• [What you have to do] Repeat each line of the material below exactly as it appears, minus any pictures.

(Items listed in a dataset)

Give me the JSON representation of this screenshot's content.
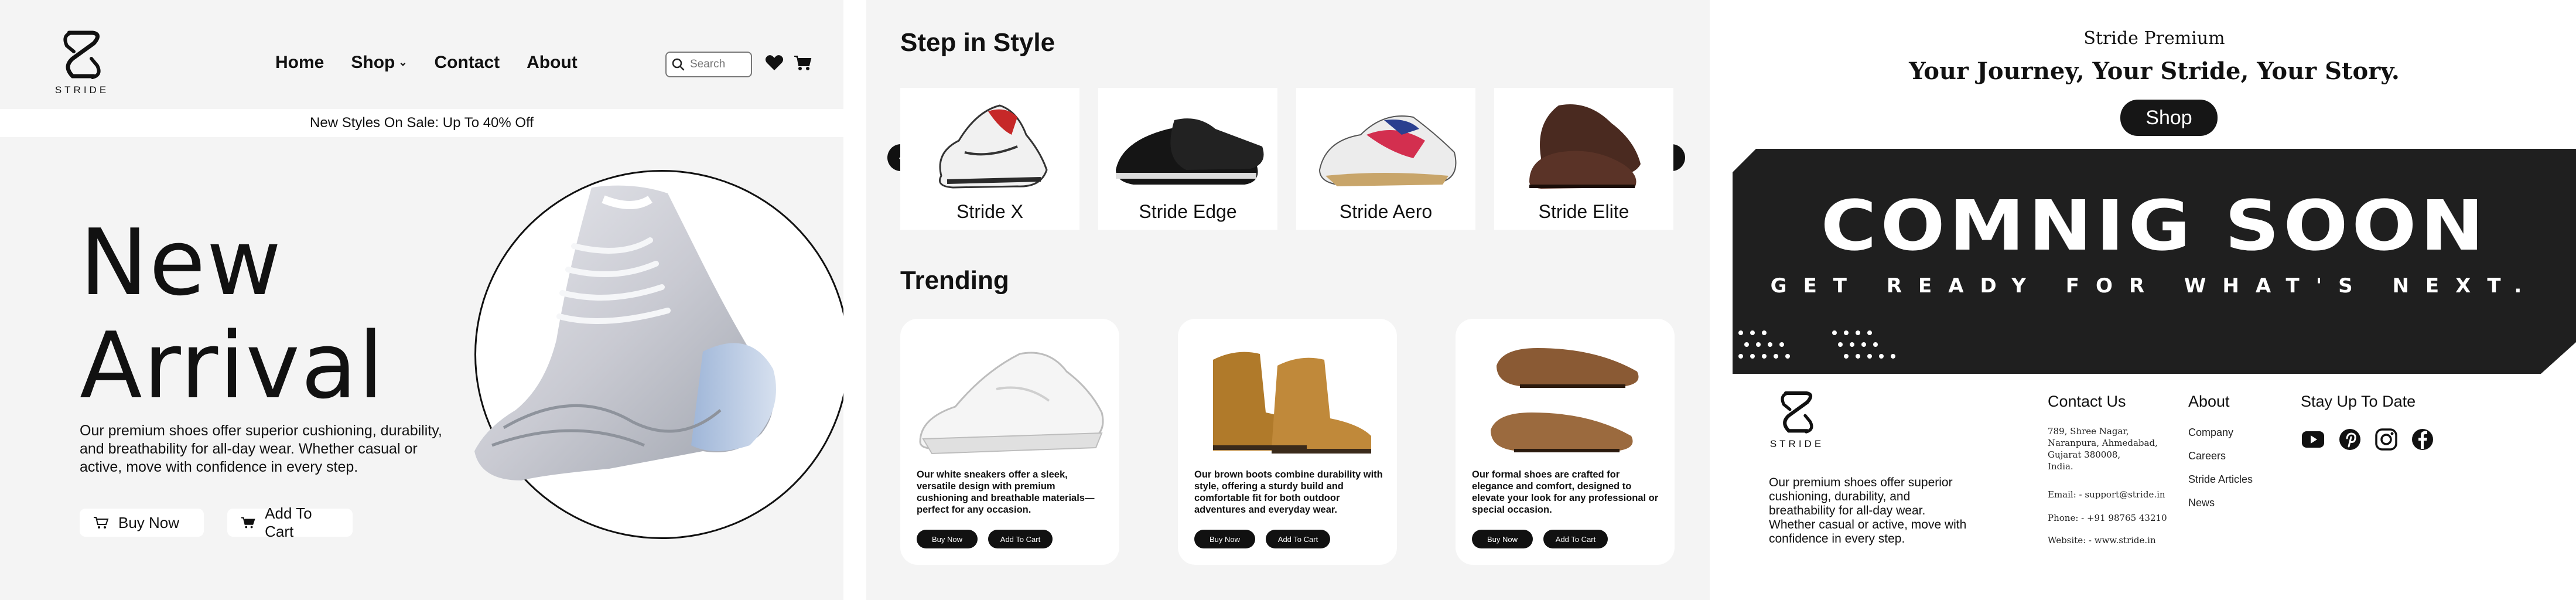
{
  "brand": {
    "logo_text": "STRIDE"
  },
  "nav": {
    "items": [
      "Home",
      "Shop",
      "Contact",
      "About"
    ],
    "search_placeholder": "Search"
  },
  "sale_bar": "New Styles On Sale: Up To 40% Off",
  "hero": {
    "title_line1": "New",
    "title_line2": "Arrival",
    "description": "Our premium shoes offer superior cushioning, durability, and breathability for all-day wear. Whether casual or active, move with confidence in every step.",
    "buy_now": "Buy Now",
    "add_to_cart": "Add To Cart"
  },
  "step_in_style": {
    "title": "Step in Style",
    "products": [
      "Stride X",
      "Stride Edge",
      "Stride Aero",
      "Stride Elite"
    ]
  },
  "trending": {
    "title": "Trending",
    "cards": [
      {
        "description": "Our white sneakers offer a sleek, versatile design with premium cushioning and breathable materials—perfect for any occasion.",
        "buy": "Buy Now",
        "cart": "Add To Cart"
      },
      {
        "description": "Our brown boots combine durability with style, offering a sturdy build and comfortable fit for both outdoor adventures and everyday wear.",
        "buy": "Buy Now",
        "cart": "Add To Cart"
      },
      {
        "description": "Our formal shoes are crafted for elegance and comfort, designed to elevate your look for any professional or special occasion.",
        "buy": "Buy Now",
        "cart": "Add To Cart"
      }
    ]
  },
  "premium": {
    "subtitle": "Stride Premium",
    "title": "Your Journey, Your Stride, Your Story.",
    "shop_label": "Shop"
  },
  "banner": {
    "title": "COMNIG SOON",
    "subtitle": "GET READY FOR WHAT'S NEXT."
  },
  "footer": {
    "description": "Our premium shoes offer superior cushioning, durability, and breathability for all-day wear. Whether casual or active, move with confidence in every step.",
    "contact_heading": "Contact Us",
    "address_lines": [
      "789, Shree Nagar,",
      "Naranpura, Ahmedabad,",
      "Gujarat 380008,",
      "India."
    ],
    "email": "Email: - support@stride.in",
    "phone": "Phone: - +91 98765 43210",
    "website": "Website: - www.stride.in",
    "about_heading": "About",
    "about_links": [
      "Company",
      "Careers",
      "Stride Articles",
      "News"
    ],
    "updates_heading": "Stay Up To Date",
    "social_icons": [
      "youtube-icon",
      "pinterest-icon",
      "instagram-icon",
      "facebook-icon"
    ]
  }
}
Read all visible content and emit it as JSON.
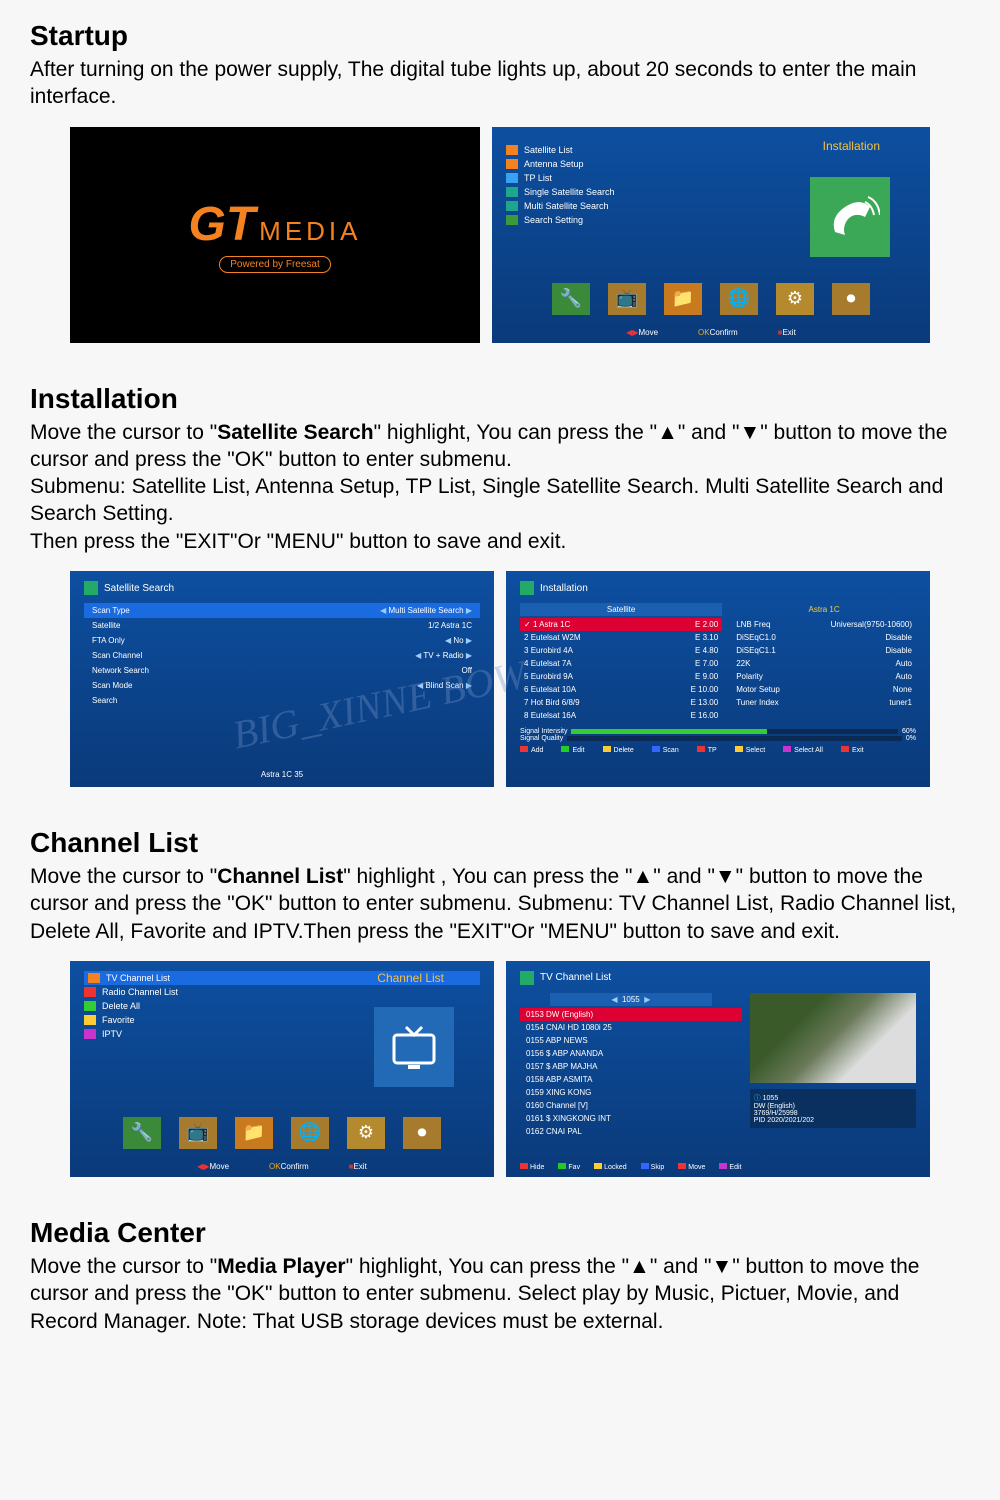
{
  "startup": {
    "title": "Startup",
    "body": "After turning on the power supply, The digital tube lights up, about 20 seconds to enter the main interface.",
    "logo": {
      "gt": "GT",
      "media": "MEDIA",
      "sub": "Powered by Freesat"
    },
    "inst_header": "Installation",
    "menu": [
      "Satellite List",
      "Antenna Setup",
      "TP List",
      "Single Satellite Search",
      "Multi Satellite Search",
      "Search Setting"
    ],
    "hints": {
      "move": "Move",
      "confirm": "Confirm",
      "exit": "Exit"
    }
  },
  "installation": {
    "title": "Installation",
    "body1a": "Move the cursor to \"",
    "body1b": "Satellite Search",
    "body1c": "\" highlight, You can press the \"▲\" and \"▼\" button to move the cursor and press the \"OK\" button to enter submenu.",
    "body2": "Submenu: Satellite List, Antenna Setup, TP List, Single Satellite Search. Multi Satellite Search and Search Setting.",
    "body3": "Then press the \"EXIT\"Or \"MENU\"  button to save and exit.",
    "left": {
      "title": "Satellite Search",
      "rows": [
        {
          "k": "Scan Type",
          "v": "Multi Satellite Search",
          "hl": true
        },
        {
          "k": "Satellite",
          "v": "1/2 Astra 1C"
        },
        {
          "k": "FTA Only",
          "v": "No"
        },
        {
          "k": "Scan Channel",
          "v": "TV + Radio"
        },
        {
          "k": "Network Search",
          "v": "Off"
        },
        {
          "k": "Scan Mode",
          "v": "Blind Scan"
        },
        {
          "k": "Search",
          "v": ""
        }
      ],
      "footer": "Astra 1C 35"
    },
    "right": {
      "title": "Installation",
      "header": "Satellite",
      "sats": [
        {
          "n": "1",
          "name": "Astra 1C",
          "e": "E  2.00",
          "sel": true
        },
        {
          "n": "2",
          "name": "Eutelsat W2M",
          "e": "E  3.10"
        },
        {
          "n": "3",
          "name": "Eurobird 4A",
          "e": "E  4.80"
        },
        {
          "n": "4",
          "name": "Eutelsat 7A",
          "e": "E  7.00"
        },
        {
          "n": "5",
          "name": "Eurobird 9A",
          "e": "E  9.00"
        },
        {
          "n": "6",
          "name": "Eutelsat 10A",
          "e": "E  10.00"
        },
        {
          "n": "7",
          "name": "Hot Bird 6/8/9",
          "e": "E  13.00"
        },
        {
          "n": "8",
          "name": "Eutelsat 16A",
          "e": "E  16.00"
        }
      ],
      "props_title": "Astra 1C",
      "props": [
        {
          "k": "LNB Freq",
          "v": "Universal(9750-10600)"
        },
        {
          "k": "DiSEqC1.0",
          "v": "Disable"
        },
        {
          "k": "DiSEqC1.1",
          "v": "Disable"
        },
        {
          "k": "22K",
          "v": "Auto"
        },
        {
          "k": "Polarity",
          "v": "Auto"
        },
        {
          "k": "Motor Setup",
          "v": "None"
        },
        {
          "k": "Tuner Index",
          "v": "tuner1"
        }
      ],
      "signal_intensity": {
        "label": "Signal Intensity",
        "pct": "60%",
        "val": 60
      },
      "signal_quality": {
        "label": "Signal Quality",
        "pct": "0%",
        "val": 0
      },
      "legend": [
        "Add",
        "Edit",
        "Delete",
        "Scan",
        "TP",
        "Select",
        "Select All",
        "Exit"
      ]
    }
  },
  "channel": {
    "title": "Channel List",
    "body1a": "Move the cursor to \"",
    "body1b": "Channel List",
    "body1c": "\" highlight , You can press the \"▲\" and \"▼\" button to move the cursor and press the \"OK\" button to enter submenu.  Submenu: TV Channel List, Radio Channel list, Delete All, Favorite and IPTV.Then press the \"EXIT\"Or \"MENU\"  button to save and exit.",
    "left": {
      "header": "Channel List",
      "menu": [
        "TV Channel List",
        "Radio Channel List",
        "Delete All",
        "Favorite",
        "IPTV"
      ],
      "hints": {
        "move": "Move",
        "confirm": "Confirm",
        "exit": "Exit"
      }
    },
    "right": {
      "title": "TV Channel List",
      "num": "1055",
      "channels": [
        {
          "t": "0153  DW (English)",
          "sel": true
        },
        {
          "t": "0154  CNAI HD 1080i 25"
        },
        {
          "t": "0155  ABP NEWS"
        },
        {
          "t": "0156  $ ABP ANANDA"
        },
        {
          "t": "0157  $ ABP MAJHA"
        },
        {
          "t": "0158  ABP ASMITA"
        },
        {
          "t": "0159  XING KONG"
        },
        {
          "t": "0160  Channel [V]"
        },
        {
          "t": "0161  $ XINGKONG INT"
        },
        {
          "t": "0162  CNAI PAL"
        }
      ],
      "info": {
        "num": "1055",
        "name": "DW (English)",
        "line3": "3769/H/25998",
        "line4": "PID 2020/2021/202"
      },
      "legend": [
        "Hide",
        "Fav",
        "Locked",
        "Skip",
        "Move",
        "Edit"
      ]
    }
  },
  "media": {
    "title": "Media Center",
    "body1a": "Move the cursor to \"",
    "body1b": "Media Player",
    "body1c": "\" highlight, You can press the \"▲\" and \"▼\" button  to move the cursor and press the \"OK\" button to enter submenu. Select play by Music, Pictuer, Movie, and Record Manager. Note: That USB storage devices must be external."
  },
  "watermark": "BIG_XINNE BOW"
}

• [Output for this task]
Give me the JSON representation of this screenshot's content.
{
  "brand": {
    "logo_text": "STRIDE"
  },
  "nav": {
    "items": [
      "Home",
      "Shop",
      "Contact",
      "About"
    ],
    "search_placeholder": "Search"
  },
  "sale_bar": "New Styles On Sale: Up To 40% Off",
  "hero": {
    "title_line1": "New",
    "title_line2": "Arrival",
    "description": "Our premium shoes offer superior cushioning, durability, and breathability for all-day wear. Whether casual or active, move with confidence in every step.",
    "buy_now": "Buy Now",
    "add_to_cart": "Add To Cart"
  },
  "step_in_style": {
    "title": "Step in Style",
    "products": [
      "Stride X",
      "Stride Edge",
      "Stride Aero",
      "Stride Elite"
    ]
  },
  "trending": {
    "title": "Trending",
    "cards": [
      {
        "description": "Our white sneakers offer a sleek, versatile design with premium cushioning and breathable materials—perfect for any occasion.",
        "buy": "Buy Now",
        "cart": "Add To Cart"
      },
      {
        "description": "Our brown boots combine durability with style, offering a sturdy build and comfortable fit for both outdoor adventures and everyday wear.",
        "buy": "Buy Now",
        "cart": "Add To Cart"
      },
      {
        "description": "Our formal shoes are crafted for elegance and comfort, designed to elevate your look for any professional or special occasion.",
        "buy": "Buy Now",
        "cart": "Add To Cart"
      }
    ]
  },
  "premium": {
    "subtitle": "Stride Premium",
    "title": "Your Journey, Your Stride, Your Story.",
    "shop_label": "Shop"
  },
  "banner": {
    "title": "COMNIG SOON",
    "subtitle": "GET READY FOR WHAT'S NEXT."
  },
  "footer": {
    "description": "Our premium shoes offer superior cushioning, durability, and breathability for all-day wear. Whether casual or active, move with confidence in every step.",
    "contact_heading": "Contact Us",
    "address_lines": [
      "789, Shree Nagar,",
      "Naranpura, Ahmedabad,",
      "Gujarat 380008,",
      "India."
    ],
    "email": "Email: - support@stride.in",
    "phone": "Phone: - +91 98765 43210",
    "website": "Website: - www.stride.in",
    "about_heading": "About",
    "about_links": [
      "Company",
      "Careers",
      "Stride Articles",
      "News"
    ],
    "updates_heading": "Stay Up To Date",
    "social_icons": [
      "youtube-icon",
      "pinterest-icon",
      "instagram-icon",
      "facebook-icon"
    ]
  }
}
Read all visible content and emit it as JSON.
{
  "startup": {
    "title": "Startup",
    "body": "After turning on the power supply, The digital tube lights up, about 20 seconds to enter the main interface.",
    "logo": {
      "gt": "GT",
      "media": "MEDIA",
      "sub": "Powered by Freesat"
    },
    "inst_header": "Installation",
    "menu": [
      "Satellite List",
      "Antenna Setup",
      "TP List",
      "Single Satellite Search",
      "Multi Satellite Search",
      "Search Setting"
    ],
    "hints": {
      "move": "Move",
      "confirm": "Confirm",
      "exit": "Exit"
    }
  },
  "installation": {
    "title": "Installation",
    "body1a": "Move the cursor to \"",
    "body1b": "Satellite Search",
    "body1c": "\" highlight, You can press the \"▲\" and \"▼\" button to move the cursor and press the \"OK\" button to enter submenu.",
    "body2": "Submenu: Satellite List, Antenna Setup, TP List, Single Satellite Search. Multi Satellite Search and Search Setting.",
    "body3": "Then press the \"EXIT\"Or \"MENU\"  button to save and exit.",
    "left": {
      "title": "Satellite Search",
      "rows": [
        {
          "k": "Scan Type",
          "v": "Multi Satellite Search",
          "hl": true
        },
        {
          "k": "Satellite",
          "v": "1/2 Astra 1C"
        },
        {
          "k": "FTA Only",
          "v": "No"
        },
        {
          "k": "Scan Channel",
          "v": "TV + Radio"
        },
        {
          "k": "Network Search",
          "v": "Off"
        },
        {
          "k": "Scan Mode",
          "v": "Blind Scan"
        },
        {
          "k": "Search",
          "v": ""
        }
      ],
      "footer": "Astra 1C 35"
    },
    "right": {
      "title": "Installation",
      "header": "Satellite",
      "sats": [
        {
          "n": "1",
          "name": "Astra 1C",
          "e": "E  2.00",
          "sel": true
        },
        {
          "n": "2",
          "name": "Eutelsat W2M",
          "e": "E  3.10"
        },
        {
          "n": "3",
          "name": "Eurobird 4A",
          "e": "E  4.80"
        },
        {
          "n": "4",
          "name": "Eutelsat 7A",
          "e": "E  7.00"
        },
        {
          "n": "5",
          "name": "Eurobird 9A",
          "e": "E  9.00"
        },
        {
          "n": "6",
          "name": "Eutelsat 10A",
          "e": "E  10.00"
        },
        {
          "n": "7",
          "name": "Hot Bird 6/8/9",
          "e": "E  13.00"
        },
        {
          "n": "8",
          "name": "Eutelsat 16A",
          "e": "E  16.00"
        }
      ],
      "props_title": "Astra 1C",
      "props": [
        {
          "k": "LNB Freq",
          "v": "Universal(9750-10600)"
        },
        {
          "k": "DiSEqC1.0",
          "v": "Disable"
        },
        {
          "k": "DiSEqC1.1",
          "v": "Disable"
        },
        {
          "k": "22K",
          "v": "Auto"
        },
        {
          "k": "Polarity",
          "v": "Auto"
        },
        {
          "k": "Motor Setup",
          "v": "None"
        },
        {
          "k": "Tuner Index",
          "v": "tuner1"
        }
      ],
      "signal_intensity": {
        "label": "Signal Intensity",
        "pct": "60%",
        "val": 60
      },
      "signal_quality": {
        "label": "Signal Quality",
        "pct": "0%",
        "val": 0
      },
      "legend": [
        "Add",
        "Edit",
        "Delete",
        "Scan",
        "TP",
        "Select",
        "Select All",
        "Exit"
      ]
    }
  },
  "channel": {
    "title": "Channel List",
    "body1a": "Move the cursor to \"",
    "body1b": "Channel List",
    "body1c": "\" highlight , You can press the \"▲\" and \"▼\" button to move the cursor and press the \"OK\" button to enter submenu.  Submenu: TV Channel List, Radio Channel list, Delete All, Favorite and IPTV.Then press the \"EXIT\"Or \"MENU\"  button to save and exit.",
    "left": {
      "header": "Channel List",
      "menu": [
        "TV Channel List",
        "Radio Channel List",
        "Delete All",
        "Favorite",
        "IPTV"
      ],
      "hints": {
        "move": "Move",
        "confirm": "Confirm",
        "exit": "Exit"
      }
    },
    "right": {
      "title": "TV Channel List",
      "num": "1055",
      "channels": [
        {
          "t": "0153  DW (English)",
          "sel": true
        },
        {
          "t": "0154  CNAI HD 1080i 25"
        },
        {
          "t": "0155  ABP NEWS"
        },
        {
          "t": "0156  $ ABP ANANDA"
        },
        {
          "t": "0157  $ ABP MAJHA"
        },
        {
          "t": "0158  ABP ASMITA"
        },
        {
          "t": "0159  XING KONG"
        },
        {
          "t": "0160  Channel [V]"
        },
        {
          "t": "0161  $ XINGKONG INT"
        },
        {
          "t": "0162  CNAI PAL"
        }
      ],
      "info": {
        "num": "1055",
        "name": "DW (English)",
        "line3": "3769/H/25998",
        "line4": "PID 2020/2021/202"
      },
      "legend": [
        "Hide",
        "Fav",
        "Locked",
        "Skip",
        "Move",
        "Edit"
      ]
    }
  },
  "media": {
    "title": "Media Center",
    "body1a": "Move the cursor to \"",
    "body1b": "Media Player",
    "body1c": "\" highlight, You can press the \"▲\" and \"▼\" button  to move the cursor and press the \"OK\" button to enter submenu. Select play by Music, Pictuer, Movie, and Record Manager. Note: That USB storage devices must be external."
  },
  "watermark": "BIG_XINNE BOW"
}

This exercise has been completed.